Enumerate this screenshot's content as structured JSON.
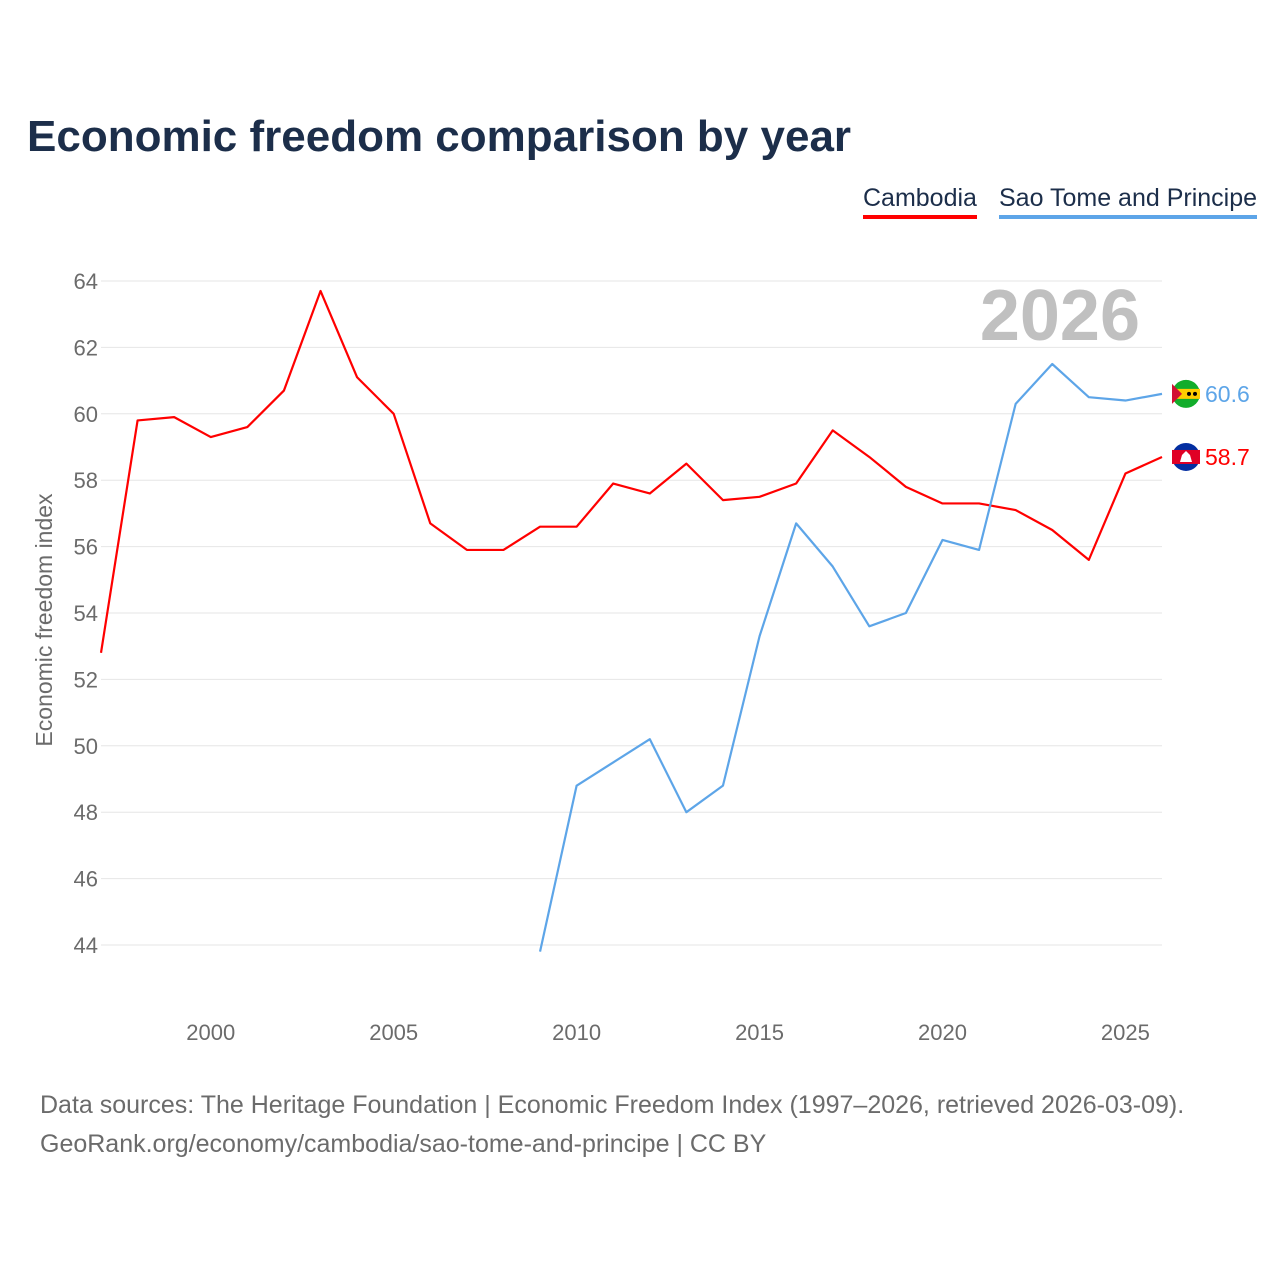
{
  "chart_data": {
    "type": "line",
    "title": "Economic freedom comparison by year",
    "xlabel": "",
    "ylabel": "Economic freedom index",
    "xlim": [
      1997,
      2026
    ],
    "ylim": [
      44,
      64
    ],
    "yticks": [
      44,
      46,
      48,
      50,
      52,
      54,
      56,
      58,
      60,
      62,
      64
    ],
    "xticks": [
      2000,
      2005,
      2010,
      2015,
      2020,
      2025
    ],
    "year_label": "2026",
    "grid": true,
    "legend_position": "top-right",
    "series": [
      {
        "name": "Cambodia",
        "color": "#ff0000",
        "end_label": "58.7",
        "flag": "cambodia-flag",
        "x": [
          1997,
          1998,
          1999,
          2000,
          2001,
          2002,
          2003,
          2004,
          2005,
          2006,
          2007,
          2008,
          2009,
          2010,
          2011,
          2012,
          2013,
          2014,
          2015,
          2016,
          2017,
          2018,
          2019,
          2020,
          2021,
          2022,
          2023,
          2024,
          2025,
          2026
        ],
        "values": [
          52.8,
          59.8,
          59.9,
          59.3,
          59.6,
          60.7,
          63.7,
          61.1,
          60.0,
          56.7,
          55.9,
          55.9,
          56.6,
          56.6,
          57.9,
          57.6,
          58.5,
          57.4,
          57.5,
          57.9,
          59.5,
          58.7,
          57.8,
          57.3,
          57.3,
          57.1,
          56.5,
          55.6,
          58.2,
          58.7
        ]
      },
      {
        "name": "Sao Tome and Principe",
        "color": "#5da5e8",
        "end_label": "60.6",
        "flag": "sao-tome-flag",
        "x": [
          2009,
          2010,
          2011,
          2012,
          2013,
          2014,
          2015,
          2016,
          2017,
          2018,
          2019,
          2020,
          2021,
          2022,
          2023,
          2024,
          2025,
          2026
        ],
        "values": [
          43.8,
          48.8,
          49.5,
          50.2,
          48.0,
          48.8,
          53.3,
          56.7,
          55.4,
          53.6,
          54.0,
          56.2,
          55.9,
          60.3,
          61.5,
          60.5,
          60.4,
          60.6
        ]
      }
    ]
  },
  "source": {
    "line1": "Data sources: The Heritage Foundation | Economic Freedom Index (1997–2026, retrieved 2026-03-09).",
    "line2": "GeoRank.org/economy/cambodia/sao-tome-and-principe | CC BY"
  }
}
──────
§ Work to complete:
Go through the records and gather the lines that hold "flag".

§ Finished answer:
        "flag": "cambodia-flag",
        "flag": "sao-tome-flag",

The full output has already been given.